WORK TO DO:
Produce a word-for-word copy of the listing below without its pictures.
⁂
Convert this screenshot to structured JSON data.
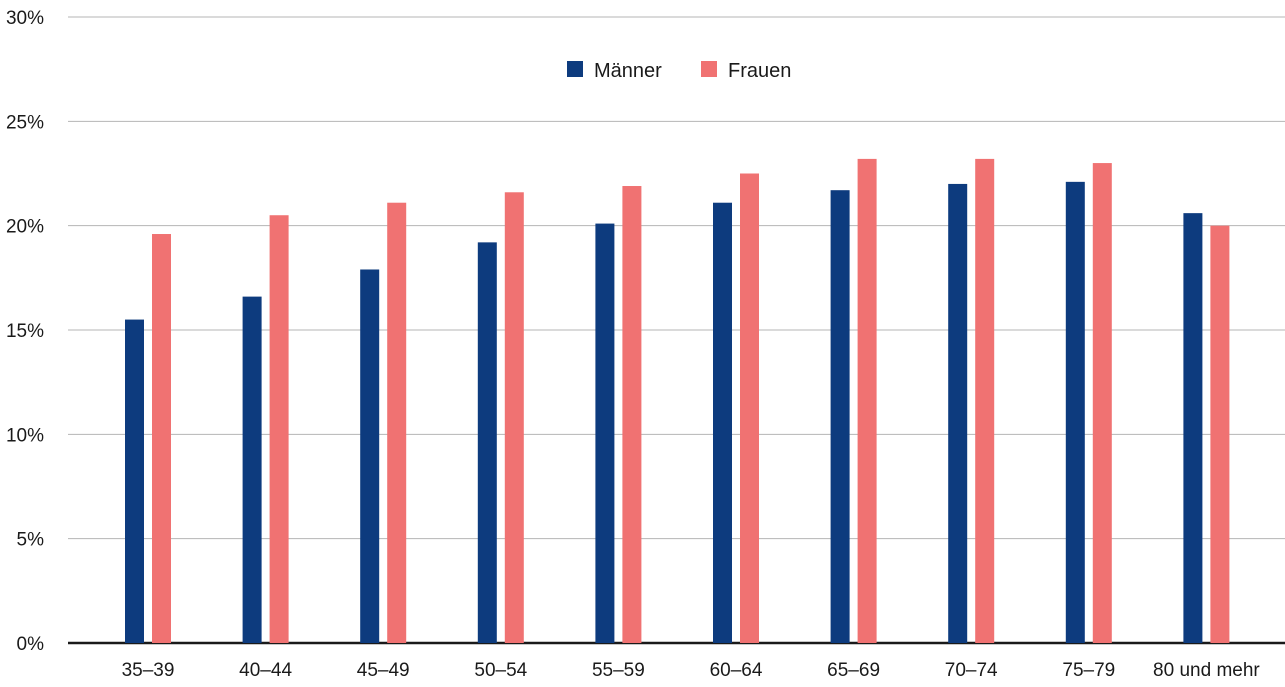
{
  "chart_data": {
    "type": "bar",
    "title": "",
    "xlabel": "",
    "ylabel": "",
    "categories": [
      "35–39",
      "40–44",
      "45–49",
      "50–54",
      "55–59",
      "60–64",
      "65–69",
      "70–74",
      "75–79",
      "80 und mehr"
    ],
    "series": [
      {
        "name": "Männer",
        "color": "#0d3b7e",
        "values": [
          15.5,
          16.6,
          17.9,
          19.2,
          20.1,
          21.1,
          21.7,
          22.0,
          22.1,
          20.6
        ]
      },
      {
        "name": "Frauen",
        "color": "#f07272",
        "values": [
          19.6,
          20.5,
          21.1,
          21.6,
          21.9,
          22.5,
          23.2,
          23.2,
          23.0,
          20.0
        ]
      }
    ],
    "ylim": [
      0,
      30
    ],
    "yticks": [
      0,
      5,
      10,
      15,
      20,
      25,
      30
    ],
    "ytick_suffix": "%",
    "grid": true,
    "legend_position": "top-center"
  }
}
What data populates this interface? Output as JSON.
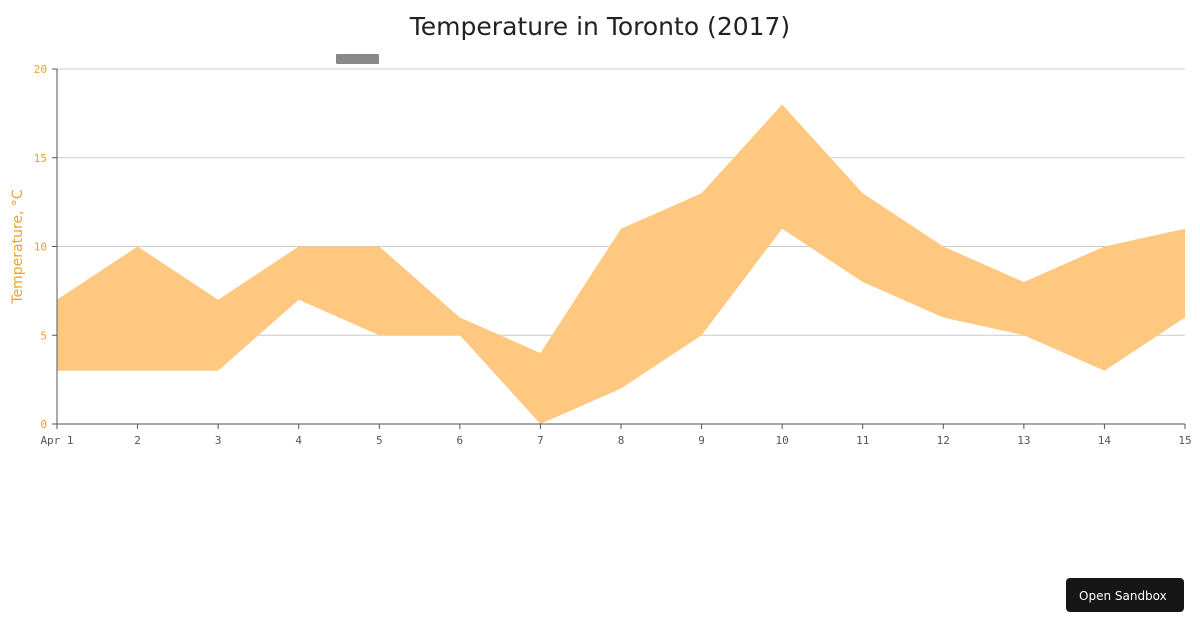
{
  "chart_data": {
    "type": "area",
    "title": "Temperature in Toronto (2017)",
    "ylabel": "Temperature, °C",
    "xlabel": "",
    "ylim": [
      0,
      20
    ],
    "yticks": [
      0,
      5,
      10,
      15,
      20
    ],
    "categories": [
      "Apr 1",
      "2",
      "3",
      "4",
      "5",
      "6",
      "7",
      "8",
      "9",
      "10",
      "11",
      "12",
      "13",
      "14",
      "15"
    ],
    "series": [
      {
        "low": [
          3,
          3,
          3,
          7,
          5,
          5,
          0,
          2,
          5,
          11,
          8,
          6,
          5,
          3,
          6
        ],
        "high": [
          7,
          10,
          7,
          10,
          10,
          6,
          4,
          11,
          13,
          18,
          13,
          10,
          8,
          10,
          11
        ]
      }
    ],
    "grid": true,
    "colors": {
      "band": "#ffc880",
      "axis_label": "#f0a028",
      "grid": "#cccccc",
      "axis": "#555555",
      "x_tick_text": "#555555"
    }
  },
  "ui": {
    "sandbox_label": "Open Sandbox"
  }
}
⁂
OUTPUT BELOW:
Convert this screenshot to structured JSON data.
{
  "chart_data": {
    "type": "bar",
    "title": "",
    "xlabel": "",
    "ylabel": "",
    "categories": [
      "35–39",
      "40–44",
      "45–49",
      "50–54",
      "55–59",
      "60–64",
      "65–69",
      "70–74",
      "75–79",
      "80 und mehr"
    ],
    "series": [
      {
        "name": "Männer",
        "color": "#0d3b7e",
        "values": [
          15.5,
          16.6,
          17.9,
          19.2,
          20.1,
          21.1,
          21.7,
          22.0,
          22.1,
          20.6
        ]
      },
      {
        "name": "Frauen",
        "color": "#f07272",
        "values": [
          19.6,
          20.5,
          21.1,
          21.6,
          21.9,
          22.5,
          23.2,
          23.2,
          23.0,
          20.0
        ]
      }
    ],
    "ylim": [
      0,
      30
    ],
    "yticks": [
      0,
      5,
      10,
      15,
      20,
      25,
      30
    ],
    "ytick_suffix": "%",
    "grid": true,
    "legend_position": "top-center"
  }
}
What data populates this interface? Output as JSON.
{
  "chart_data": {
    "type": "area",
    "title": "Temperature in Toronto (2017)",
    "ylabel": "Temperature, °C",
    "xlabel": "",
    "ylim": [
      0,
      20
    ],
    "yticks": [
      0,
      5,
      10,
      15,
      20
    ],
    "categories": [
      "Apr 1",
      "2",
      "3",
      "4",
      "5",
      "6",
      "7",
      "8",
      "9",
      "10",
      "11",
      "12",
      "13",
      "14",
      "15"
    ],
    "series": [
      {
        "low": [
          3,
          3,
          3,
          7,
          5,
          5,
          0,
          2,
          5,
          11,
          8,
          6,
          5,
          3,
          6
        ],
        "high": [
          7,
          10,
          7,
          10,
          10,
          6,
          4,
          11,
          13,
          18,
          13,
          10,
          8,
          10,
          11
        ]
      }
    ],
    "grid": true,
    "colors": {
      "band": "#ffc880",
      "axis_label": "#f0a028",
      "grid": "#cccccc",
      "axis": "#555555",
      "x_tick_text": "#555555"
    }
  },
  "ui": {
    "sandbox_label": "Open Sandbox"
  }
}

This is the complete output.